Dataset items:
+ + + +
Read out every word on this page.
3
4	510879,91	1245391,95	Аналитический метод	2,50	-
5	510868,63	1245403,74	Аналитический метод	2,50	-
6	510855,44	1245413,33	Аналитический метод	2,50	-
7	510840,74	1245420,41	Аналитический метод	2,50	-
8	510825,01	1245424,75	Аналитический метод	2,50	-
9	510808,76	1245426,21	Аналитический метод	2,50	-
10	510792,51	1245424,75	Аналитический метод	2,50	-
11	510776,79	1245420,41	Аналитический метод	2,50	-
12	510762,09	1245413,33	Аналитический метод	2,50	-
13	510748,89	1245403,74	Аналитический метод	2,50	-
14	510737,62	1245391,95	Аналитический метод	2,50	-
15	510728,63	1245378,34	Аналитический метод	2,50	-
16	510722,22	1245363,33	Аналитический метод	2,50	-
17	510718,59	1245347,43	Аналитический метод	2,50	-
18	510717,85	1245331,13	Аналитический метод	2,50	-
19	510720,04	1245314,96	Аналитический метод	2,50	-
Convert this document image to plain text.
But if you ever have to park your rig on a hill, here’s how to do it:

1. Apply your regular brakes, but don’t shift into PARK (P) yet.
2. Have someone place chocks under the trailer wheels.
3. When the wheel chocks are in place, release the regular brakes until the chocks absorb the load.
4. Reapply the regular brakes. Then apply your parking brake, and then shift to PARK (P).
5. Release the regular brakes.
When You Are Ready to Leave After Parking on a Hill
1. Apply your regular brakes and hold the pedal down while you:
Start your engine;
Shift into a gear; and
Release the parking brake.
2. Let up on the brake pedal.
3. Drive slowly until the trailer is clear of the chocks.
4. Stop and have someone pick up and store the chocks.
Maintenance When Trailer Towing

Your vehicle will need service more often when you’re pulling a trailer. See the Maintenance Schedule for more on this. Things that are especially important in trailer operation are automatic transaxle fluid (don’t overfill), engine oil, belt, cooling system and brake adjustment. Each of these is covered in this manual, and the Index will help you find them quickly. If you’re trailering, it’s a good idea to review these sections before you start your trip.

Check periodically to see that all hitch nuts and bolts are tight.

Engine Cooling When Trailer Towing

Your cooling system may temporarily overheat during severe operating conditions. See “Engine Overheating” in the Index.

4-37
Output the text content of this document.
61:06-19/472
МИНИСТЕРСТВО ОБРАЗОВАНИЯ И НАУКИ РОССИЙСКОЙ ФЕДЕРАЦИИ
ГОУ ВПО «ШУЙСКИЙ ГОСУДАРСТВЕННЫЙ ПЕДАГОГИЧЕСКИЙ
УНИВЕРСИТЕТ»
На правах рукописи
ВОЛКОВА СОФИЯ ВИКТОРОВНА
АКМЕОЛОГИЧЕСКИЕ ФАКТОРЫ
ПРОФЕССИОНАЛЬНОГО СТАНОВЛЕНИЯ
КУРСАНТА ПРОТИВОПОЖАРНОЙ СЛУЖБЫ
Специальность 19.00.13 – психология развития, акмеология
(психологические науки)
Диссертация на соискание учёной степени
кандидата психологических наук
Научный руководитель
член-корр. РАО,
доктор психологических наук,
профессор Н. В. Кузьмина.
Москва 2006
+ + + +
* _EXERCISE_
Find all lines holding the string "chocks" and copy them.

* _RESULT FOR THIS TASK_
2. Have someone place chocks under the trailer wheels.
3. When the wheel chocks are in place, release the regular brakes until the chocks absorb the load.
3. Drive slowly until the trailer is clear of the chocks.
4. Stop and have someone pick up and store the chocks.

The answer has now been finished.